# What to do
Extract the final stretch of the data: the line that contains "Give me the" and every line after it, unaltered, and no other lines.
====
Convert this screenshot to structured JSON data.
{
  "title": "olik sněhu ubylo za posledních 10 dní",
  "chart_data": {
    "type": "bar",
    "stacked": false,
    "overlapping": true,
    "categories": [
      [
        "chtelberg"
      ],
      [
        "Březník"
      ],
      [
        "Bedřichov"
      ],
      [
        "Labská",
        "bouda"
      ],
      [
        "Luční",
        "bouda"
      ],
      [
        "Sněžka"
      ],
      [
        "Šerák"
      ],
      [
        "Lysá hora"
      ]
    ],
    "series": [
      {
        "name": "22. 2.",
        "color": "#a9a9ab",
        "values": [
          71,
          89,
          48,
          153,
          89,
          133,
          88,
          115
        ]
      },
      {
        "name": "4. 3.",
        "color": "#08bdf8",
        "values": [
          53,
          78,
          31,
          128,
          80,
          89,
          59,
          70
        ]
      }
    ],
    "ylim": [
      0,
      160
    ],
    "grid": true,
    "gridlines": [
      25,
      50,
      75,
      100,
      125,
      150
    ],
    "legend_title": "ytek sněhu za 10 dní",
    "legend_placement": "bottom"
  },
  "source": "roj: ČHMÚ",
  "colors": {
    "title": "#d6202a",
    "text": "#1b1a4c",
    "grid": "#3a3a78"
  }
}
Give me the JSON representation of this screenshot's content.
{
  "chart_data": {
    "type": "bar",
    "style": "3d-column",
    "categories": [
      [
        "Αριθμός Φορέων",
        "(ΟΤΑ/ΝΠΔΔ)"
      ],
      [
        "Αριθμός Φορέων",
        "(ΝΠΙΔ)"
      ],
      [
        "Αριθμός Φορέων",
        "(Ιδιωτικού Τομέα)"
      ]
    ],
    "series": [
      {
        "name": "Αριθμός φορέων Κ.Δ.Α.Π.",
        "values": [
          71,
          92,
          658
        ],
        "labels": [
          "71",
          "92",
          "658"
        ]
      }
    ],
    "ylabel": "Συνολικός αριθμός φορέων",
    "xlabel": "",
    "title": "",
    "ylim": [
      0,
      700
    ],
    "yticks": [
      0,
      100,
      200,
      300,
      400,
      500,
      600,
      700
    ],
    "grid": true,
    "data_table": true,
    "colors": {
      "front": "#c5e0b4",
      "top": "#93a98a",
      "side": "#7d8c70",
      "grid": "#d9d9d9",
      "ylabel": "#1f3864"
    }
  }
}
====
# Expected output
Give me the JSON representation of this screenshot's content.
{
  "chart_data": {
    "type": "bar",
    "style": "3d-column",
    "categories": [
      [
        "Αριθμός Φορέων",
        "(ΟΤΑ/ΝΠΔΔ)"
      ],
      [
        "Αριθμός Φορέων",
        "(ΝΠΙΔ)"
      ],
      [
        "Αριθμός Φορέων",
        "(Ιδιωτικού Τομέα)"
      ]
    ],
    "series": [
      {
        "name": "Αριθμός φορέων Κ.Δ.Α.Π.",
        "values": [
          71,
          92,
          658
        ],
        "labels": [
          "71",
          "92",
          "658"
        ]
      }
    ],
    "ylabel": "Συνολικός αριθμός φορέων",
    "xlabel": "",
    "title": "",
    "ylim": [
      0,
      700
    ],
    "yticks": [
      0,
      100,
      200,
      300,
      400,
      500,
      600,
      700
    ],
    "grid": true,
    "data_table": true,
    "colors": {
      "front": "#c5e0b4",
      "top": "#93a98a",
      "side": "#7d8c70",
      "grid": "#d9d9d9",
      "ylabel": "#1f3864"
    }
  }
}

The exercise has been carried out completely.